== GIVEN RECORDS
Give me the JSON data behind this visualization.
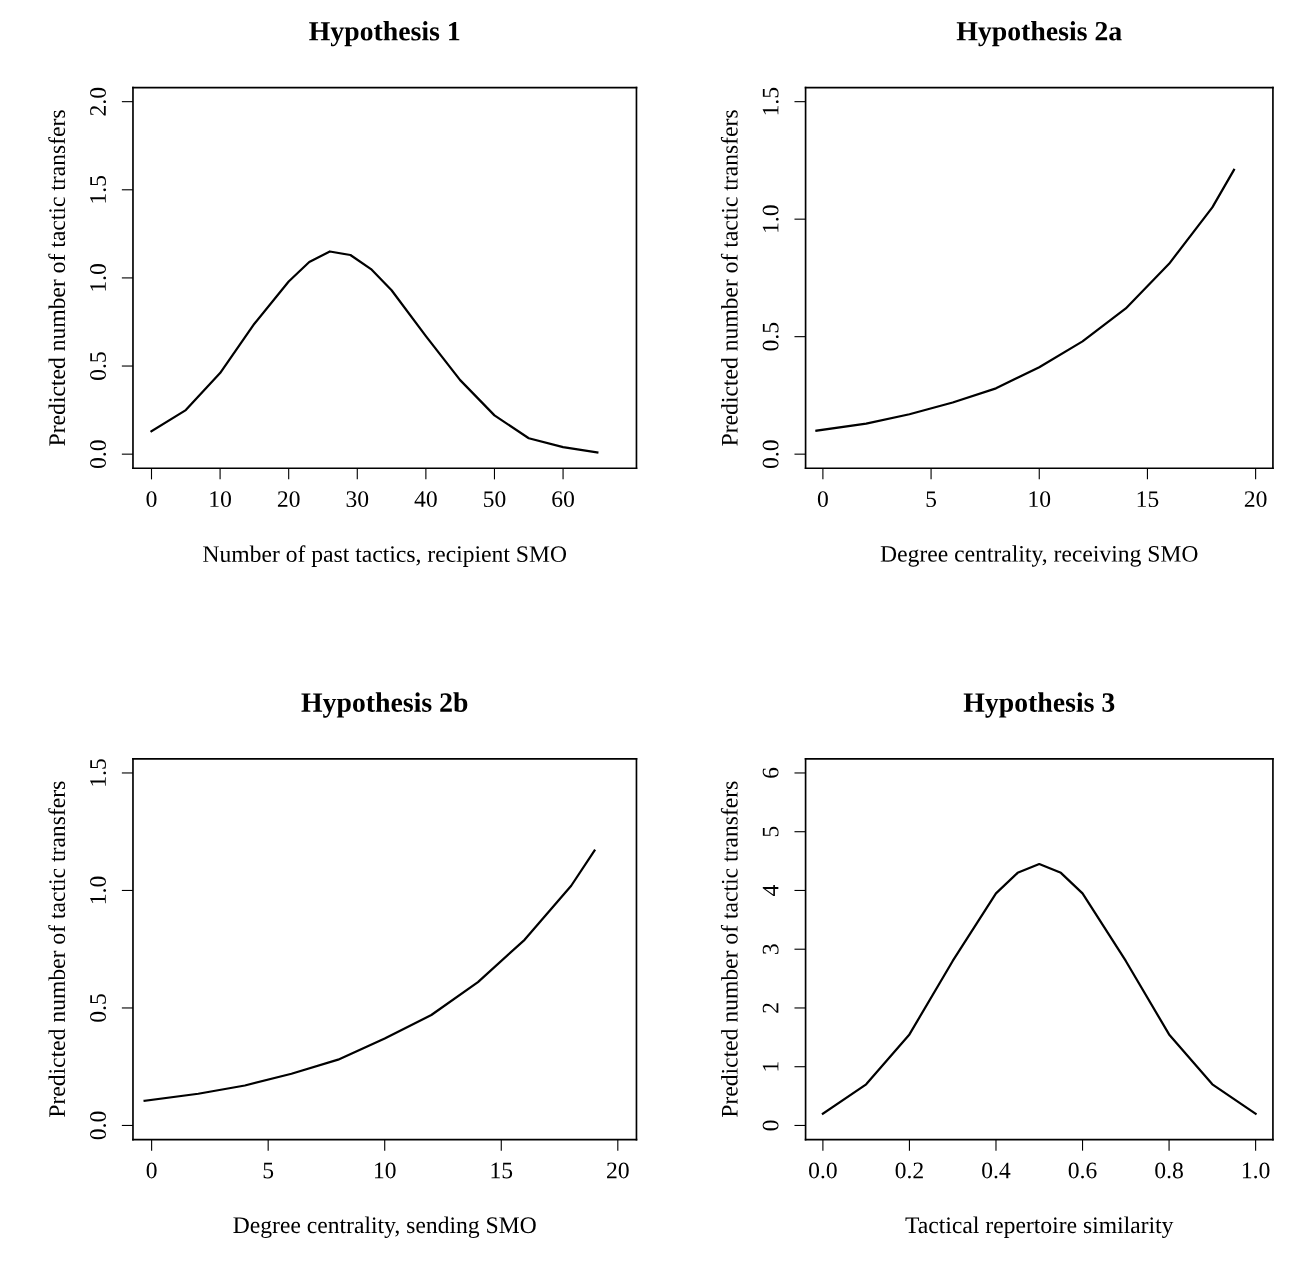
{
  "chart_data": [
    {
      "type": "line",
      "title": "Hypothesis 1",
      "xlabel": "Number of past tactics, recipient SMO",
      "ylabel": "Predicted number of tactic transfers",
      "x": [
        0,
        5,
        10,
        15,
        20,
        23,
        26,
        29,
        32,
        35,
        40,
        45,
        50,
        55,
        60,
        65
      ],
      "values": [
        0.13,
        0.25,
        0.46,
        0.74,
        0.98,
        1.09,
        1.15,
        1.13,
        1.05,
        0.93,
        0.67,
        0.42,
        0.22,
        0.09,
        0.04,
        0.01
      ],
      "color": "#000000",
      "xlim": [
        -2.7,
        70.7
      ],
      "ylim": [
        -0.08,
        2.08
      ],
      "xticks": [
        0,
        10,
        20,
        30,
        40,
        50,
        60
      ],
      "yticks": [
        {
          "value": 0,
          "label": "0.0"
        },
        0.5,
        {
          "value": 1,
          "label": "1.0"
        },
        1.5,
        {
          "value": 2,
          "label": "2.0"
        }
      ],
      "grid": false,
      "marker": "none",
      "line_style": "solid"
    },
    {
      "type": "line",
      "title": "Hypothesis 2a",
      "xlabel": "Degree centrality, receiving SMO",
      "ylabel": "Predicted number of tactic transfers",
      "x": [
        -0.3,
        2,
        4,
        6,
        8,
        10,
        12,
        14,
        16,
        18,
        19
      ],
      "values": [
        0.1,
        0.13,
        0.17,
        0.22,
        0.28,
        0.37,
        0.48,
        0.62,
        0.81,
        1.05,
        1.21
      ],
      "color": "#000000",
      "xlim": [
        -0.8,
        20.8
      ],
      "ylim": [
        -0.06,
        1.56
      ],
      "xticks": [
        0,
        5,
        10,
        15,
        20
      ],
      "yticks": [
        {
          "value": 0,
          "label": "0.0"
        },
        0.5,
        {
          "value": 1,
          "label": "1.0"
        },
        1.5
      ],
      "grid": false,
      "marker": "none",
      "line_style": "solid"
    },
    {
      "type": "line",
      "title": "Hypothesis 2b",
      "xlabel": "Degree centrality, sending SMO",
      "ylabel": "Predicted number of tactic transfers",
      "x": [
        -0.3,
        2,
        4,
        6,
        8,
        10,
        12,
        14,
        16,
        18,
        19
      ],
      "values": [
        0.105,
        0.135,
        0.17,
        0.22,
        0.28,
        0.37,
        0.47,
        0.61,
        0.79,
        1.02,
        1.17
      ],
      "color": "#000000",
      "xlim": [
        -0.8,
        20.8
      ],
      "ylim": [
        -0.06,
        1.56
      ],
      "xticks": [
        0,
        5,
        10,
        15,
        20
      ],
      "yticks": [
        {
          "value": 0,
          "label": "0.0"
        },
        0.5,
        {
          "value": 1,
          "label": "1.0"
        },
        1.5
      ],
      "grid": false,
      "marker": "none",
      "line_style": "solid"
    },
    {
      "type": "line",
      "title": "Hypothesis 3",
      "xlabel": "Tactical repertoire similarity",
      "ylabel": "Predicted number of tactic transfers",
      "x": [
        0,
        0.1,
        0.2,
        0.3,
        0.4,
        0.45,
        0.5,
        0.55,
        0.6,
        0.7,
        0.8,
        0.9,
        1.0
      ],
      "values": [
        0.2,
        0.7,
        1.55,
        2.8,
        3.95,
        4.3,
        4.45,
        4.3,
        3.95,
        2.8,
        1.55,
        0.7,
        0.2
      ],
      "color": "#000000",
      "xlim": [
        -0.04,
        1.04
      ],
      "ylim": [
        -0.24,
        6.24
      ],
      "xticks": [
        {
          "value": 0,
          "label": "0.0"
        },
        0.2,
        0.4,
        0.6,
        0.8,
        {
          "value": 1,
          "label": "1.0"
        }
      ],
      "yticks": [
        0,
        1,
        2,
        3,
        4,
        5,
        6
      ],
      "grid": false,
      "marker": "none",
      "line_style": "solid"
    }
  ]
}
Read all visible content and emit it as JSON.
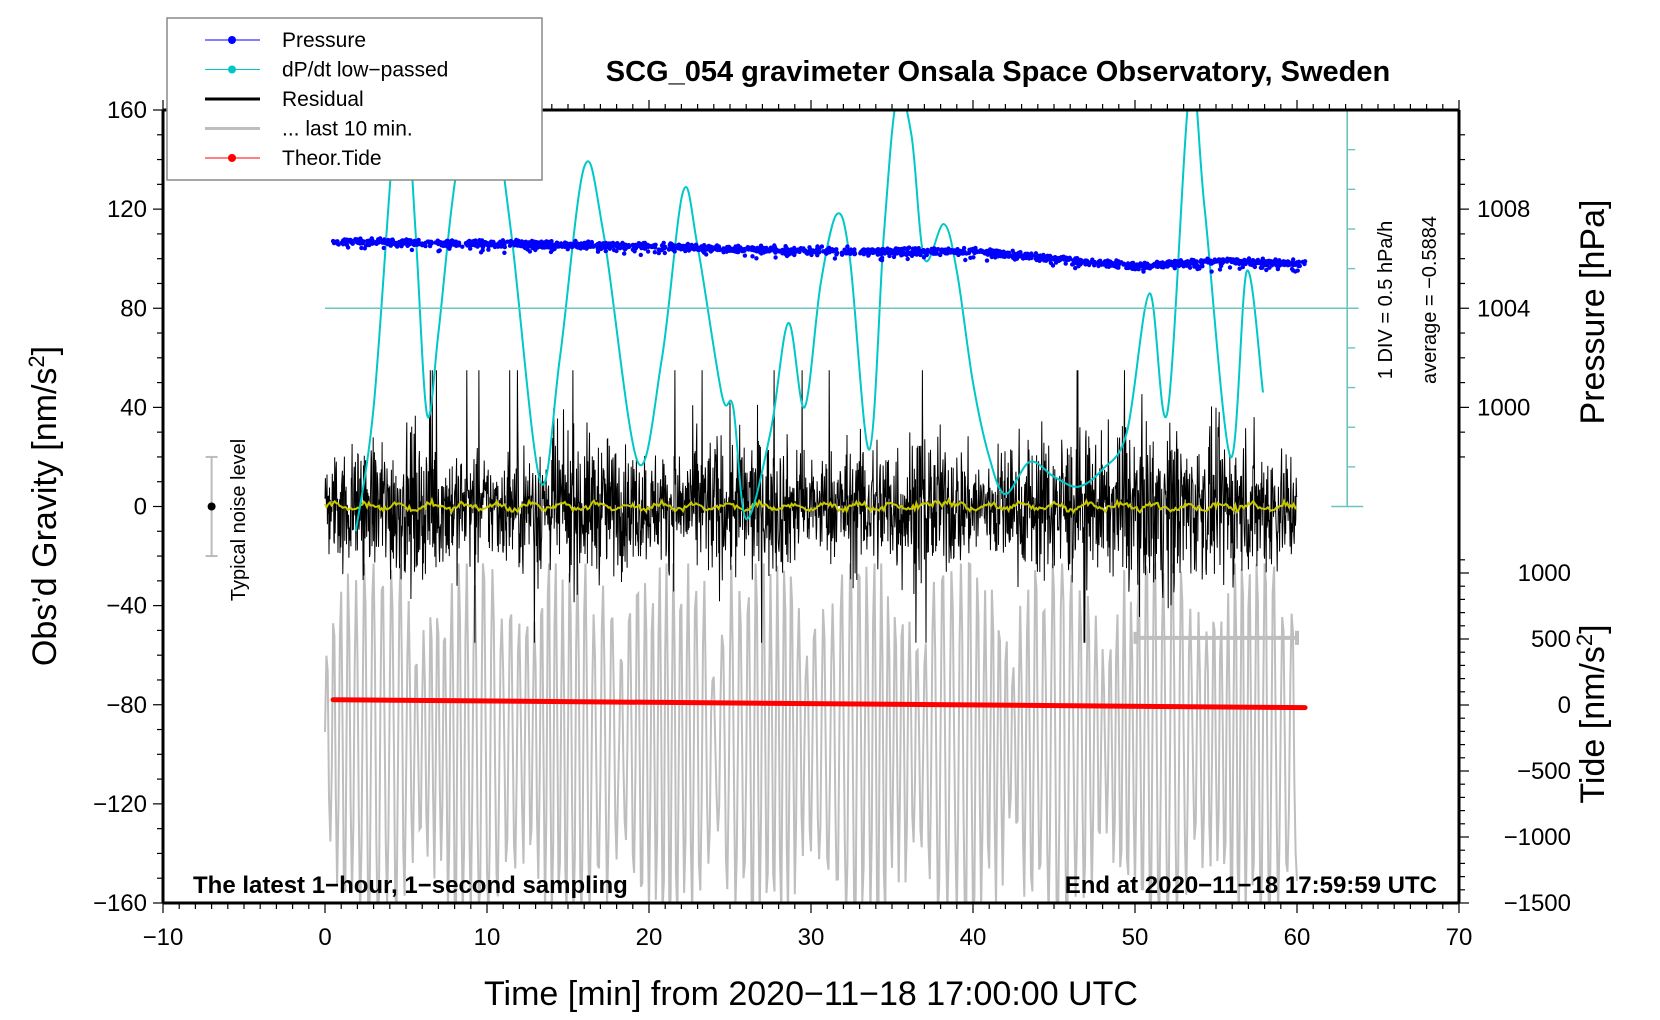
{
  "chart_data": {
    "type": "line",
    "title": "SCG_054 gravimeter Onsala Space Observatory, Sweden",
    "xlabel": "Time [min] from 2020−11−18 17:00:00 UTC",
    "ylabel_left": "Obs’d Gravity [nm/s",
    "ylabel_left_sup": "2",
    "ylabel_left_tail": "]",
    "ylabel_right_pressure": "Pressure [hPa]",
    "ylabel_right_tide": "Tide [nm/s",
    "ylabel_right_tide_sup": "2",
    "ylabel_right_tide_tail": "]",
    "xlim": [
      -10,
      70
    ],
    "ylim": [
      -160,
      160
    ],
    "x_ticks": [
      -10,
      0,
      10,
      20,
      30,
      40,
      50,
      60,
      70
    ],
    "x_tick_labels": [
      "−10",
      "0",
      "10",
      "20",
      "30",
      "40",
      "50",
      "60",
      "70"
    ],
    "y_ticks": [
      160,
      120,
      80,
      40,
      0,
      -40,
      -80,
      -120,
      -160
    ],
    "y_tick_labels": [
      "160",
      "120",
      "80",
      "40",
      "0",
      "−40",
      "−80",
      "−120",
      "−160"
    ],
    "pressure_axis": {
      "ticks": [
        1008,
        1004,
        1000
      ],
      "tick_labels": [
        "1008",
        "1004",
        "1000"
      ],
      "gravity_equiv": [
        120,
        80,
        40
      ]
    },
    "tide_axis": {
      "ylim": [
        -1500,
        1000
      ],
      "ticks": [
        1000,
        500,
        0,
        -500,
        -1000,
        -1500
      ],
      "tick_labels": [
        "1000",
        "500",
        "0",
        "−500",
        "−1000",
        "−1500"
      ]
    },
    "legend": {
      "placement": "top-left",
      "entries": [
        {
          "label": "Pressure",
          "color": "#0000ff",
          "marker": "dot"
        },
        {
          "label": "dP/dt low−passed",
          "color": "#00c8c8",
          "marker": "dot"
        },
        {
          "label": "Residual",
          "color": "#000000",
          "marker": "line"
        },
        {
          "label": "... last 10 min.",
          "color": "#bebebe",
          "marker": "line"
        },
        {
          "label": "Theor.Tide",
          "color": "#ff0000",
          "marker": "dot"
        }
      ]
    },
    "series": [
      {
        "name": "Pressure",
        "color": "#0000ff",
        "unit": "hPa",
        "x_range": [
          0.5,
          60.5
        ],
        "trend_points": {
          "x": [
            0.5,
            10,
            20,
            30,
            40,
            45,
            50,
            55,
            60.5
          ],
          "y": [
            1006.7,
            1006.6,
            1006.5,
            1006.3,
            1006.3,
            1006.0,
            1005.7,
            1005.9,
            1005.8
          ]
        },
        "scatter_spread_hpa": 0.2
      },
      {
        "name": "dP/dt low-passed",
        "color": "#00c8c8",
        "plotted_in": "gravity axis units",
        "x": [
          1.9,
          3.0,
          4.2,
          4.9,
          5.6,
          6.3,
          7.0,
          7.8,
          8.5,
          9.3,
          10.2,
          11.5,
          13.3,
          14.5,
          16.0,
          17.2,
          19.3,
          20.8,
          22.1,
          23.0,
          24.5,
          25.2,
          26.0,
          27.5,
          28.6,
          29.6,
          30.6,
          31.6,
          32.4,
          33.6,
          34.5,
          35.3,
          36.2,
          37.0,
          38.2,
          39.0,
          40.0,
          41.0,
          42.0,
          43.5,
          45.0,
          46.5,
          48.0,
          49.5,
          50.9,
          52.0,
          53.4,
          54.3,
          55.9,
          56.9,
          57.9
        ],
        "y": [
          -10,
          40,
          145,
          175,
          110,
          37,
          70,
          120,
          150,
          165,
          170,
          110,
          10,
          60,
          137,
          110,
          18,
          60,
          127,
          105,
          45,
          40,
          -5,
          30,
          74,
          40,
          90,
          118,
          100,
          23,
          110,
          165,
          150,
          100,
          114,
          95,
          50,
          20,
          5,
          18,
          12,
          8,
          15,
          30,
          86,
          38,
          170,
          120,
          20,
          95,
          46
        ]
      },
      {
        "name": "Residual",
        "color": "#000000",
        "x_range": [
          0,
          60
        ],
        "sampling": "1 s",
        "typical_amplitude": 25,
        "extremes": {
          "max": 65,
          "min": -62
        }
      },
      {
        "name": "Residual smoothed",
        "color": "#c8c800",
        "x_range": [
          0,
          60
        ],
        "level": 0
      },
      {
        "name": "... last 10 min.",
        "color": "#bebebe",
        "plotted_in": "gravity axis units (offset display)",
        "x_range": [
          0,
          60
        ],
        "center": -95,
        "amplitude_range": [
          -160,
          -35
        ]
      },
      {
        "name": "Theor.Tide",
        "color": "#ff0000",
        "unit": "nm/s^2",
        "x": [
          0.5,
          60.5
        ],
        "y": [
          40,
          -20
        ]
      }
    ],
    "annotations": {
      "noise_marker": {
        "label": "Typical noise level",
        "x": -7,
        "center": 0,
        "halfwidth": 20
      },
      "last10_bar": {
        "x_start": 50,
        "x_end": 60,
        "y": -53
      },
      "dpdt_scale": {
        "label": "1 DIV = 0.5 hPa/h",
        "x": 63.1,
        "from": 0,
        "to": 160,
        "divisions": 10
      },
      "dpdt_average": {
        "label": "average = −0.5884",
        "y": 80,
        "x_start": 0,
        "x_end": 63.8
      },
      "bottom_left_note": "The latest 1−hour, 1−second sampling",
      "bottom_right_note": "End at 2020−11−18 17:59:59 UTC"
    }
  }
}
====
Above are the records. Copy every line in them holding "Degree".

**RESULT BELOW**
      "xlabel": "Degree centrality, receiving SMO",
      "xlabel": "Degree centrality, sending SMO",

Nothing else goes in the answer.